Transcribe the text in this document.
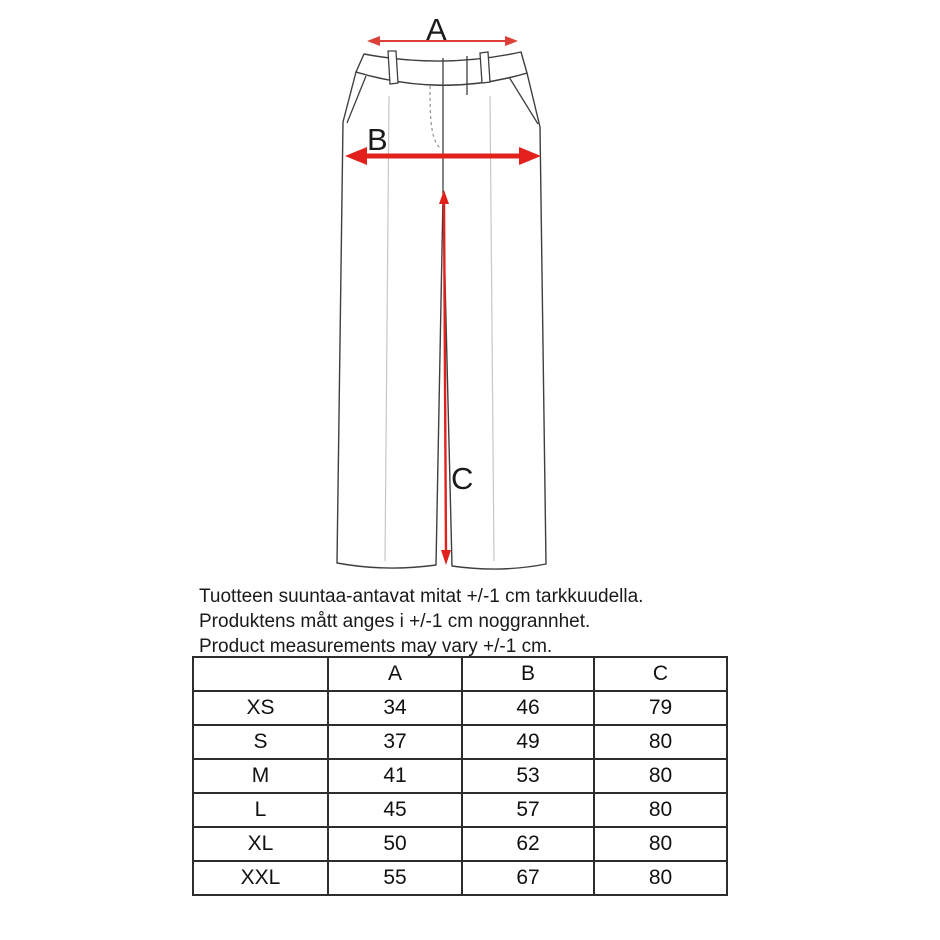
A
B
C
Tuotteen suuntaa-antavat mitat +/-1 cm tarkkuudella.
Produktens mått anges i +/-1 cm noggrannhet.
Product measurements may vary +/-1 cm.
	A	B	C
XS	34	46	79
S	37	49	80
M	41	53	80
L	45	57	80
XL	50	62	80
XXL	55	67	80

----------

Retype everything in the material word for word, minus pictures.

Expected answer »
Transcribe the text in this document.
A
B
C
Tuotteen suuntaa-antavat mitat +/-1 cm tarkkuudella.
Produktens mått anges i +/-1 cm noggrannhet.
Product measurements may vary +/-1 cm.
	A	B	C
XS	34	46	79
S	37	49	80
M	41	53	80
L	45	57	80
XL	50	62	80
XXL	55	67	80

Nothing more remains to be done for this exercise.